── Page excerpt

Vintage Garden Photograph – And Why Vintage Gardening Means So Much to Me
Lately I’ve been on an OCD rampage trying to get my yard and garden in order. I’m not one of ‘those’ yard people – really, I’m not. We’ve lived here for 6+ years and our yard has consistently been one of the most neglected and weediest yards in our entire neighborhood. But something snapped this year and I’ve finally had enough of being embarrassed of my yard. I’ve cut down nearly all the brush, taken down 9 trees, created four landscaping beds bordered with beautiful granite boulders, planted a TON of new flowers and bushes, planted several kinds of berry bushes and an apple tree, created a fire circle (with tree stump seating!!), and am almost done with building my raised garden beds. I know I earlier promised a ‘before and after’ post – perhaps once the garden is done I’ll at least post a ‘before and part-way-finished’ post. 🙂
Honestly, part of my inspiration for doing all this has been my desire to live a more ‘vintage inspired’ life. I want to grow more of our own food. I want to have cut flowers in my house more often. I want to slow life down and enjoy it more. Maybe this is my version of a mid-life crisis, without the crisis. My kids are getting older – my oldest is graduating high school early in less than a year. I can practically count the days until my baby isn’t living in my house any more. It makes me want to squeeze more life out of every day.

────

## Aim
Return the vintage gardening post above word for word.

── Supplied entries

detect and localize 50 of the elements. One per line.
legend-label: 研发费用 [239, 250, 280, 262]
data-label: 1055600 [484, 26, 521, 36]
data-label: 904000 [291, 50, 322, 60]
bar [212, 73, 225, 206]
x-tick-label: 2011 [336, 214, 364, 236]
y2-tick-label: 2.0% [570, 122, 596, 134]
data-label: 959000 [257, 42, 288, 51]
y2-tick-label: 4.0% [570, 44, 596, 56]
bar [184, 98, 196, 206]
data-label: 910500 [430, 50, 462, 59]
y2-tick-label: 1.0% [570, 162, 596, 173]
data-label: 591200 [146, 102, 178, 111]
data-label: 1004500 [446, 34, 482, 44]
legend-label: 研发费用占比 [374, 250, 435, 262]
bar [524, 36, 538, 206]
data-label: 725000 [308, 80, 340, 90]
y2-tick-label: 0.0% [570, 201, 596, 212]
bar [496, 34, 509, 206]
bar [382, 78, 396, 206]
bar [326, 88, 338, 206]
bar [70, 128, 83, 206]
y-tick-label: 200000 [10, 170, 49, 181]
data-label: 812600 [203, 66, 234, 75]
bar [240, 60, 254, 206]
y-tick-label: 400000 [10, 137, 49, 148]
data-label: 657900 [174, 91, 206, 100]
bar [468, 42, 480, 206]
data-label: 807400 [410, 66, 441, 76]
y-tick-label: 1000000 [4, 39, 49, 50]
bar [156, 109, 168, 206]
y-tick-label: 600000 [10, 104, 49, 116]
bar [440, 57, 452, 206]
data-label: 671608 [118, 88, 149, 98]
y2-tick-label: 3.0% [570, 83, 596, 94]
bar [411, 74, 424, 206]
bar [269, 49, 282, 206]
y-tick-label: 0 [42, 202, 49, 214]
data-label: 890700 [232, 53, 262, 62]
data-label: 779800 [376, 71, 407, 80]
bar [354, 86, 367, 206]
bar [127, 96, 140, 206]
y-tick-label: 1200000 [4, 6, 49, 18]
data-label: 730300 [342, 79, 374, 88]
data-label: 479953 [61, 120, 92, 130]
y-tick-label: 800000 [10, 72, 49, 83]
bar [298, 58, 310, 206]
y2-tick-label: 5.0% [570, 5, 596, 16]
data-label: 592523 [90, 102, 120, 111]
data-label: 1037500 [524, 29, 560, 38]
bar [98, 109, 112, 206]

────

## The completed task
Vintage Garden Photograph – And Why Vintage Gardening Means So Much to Me
Lately I’ve been on an OCD rampage trying to get my yard and garden in order. I’m not one of ‘those’ yard people – really, I’m not. We’ve lived here for 6+ years and our yard has consistently been one of the most neglected and weediest yards in our entire neighborhood. But something snapped this year and I’ve finally had enough of being embarrassed of my yard. I’ve cut down nearly all the brush, taken down 9 trees, created four landscaping beds bordered with beautiful granite boulders, planted a TON of new flowers and bushes, planted several kinds of berry bushes and an apple tree, created a fire circle (with tree stump seating!!), and am almost done with building my raised garden beds. I know I earlier promised a ‘before and after’ post – perhaps once the garden is done I’ll at least post a ‘before and part-way-finished’ post. 🙂
Honestly, part of my inspiration for doing all this has been my desire to live a more ‘vintage inspired’ life. I want to grow more of our own food. I want to have cut flowers in my house more often. I want to slow life down and enjoy it more. Maybe this is my version of a mid-life crisis, without the crisis. My kids are getting older – my oldest is graduating high school early in less than a year. I can practically count the days until my baby isn’t living in my house any more. It makes me want to squeeze more life out of every day.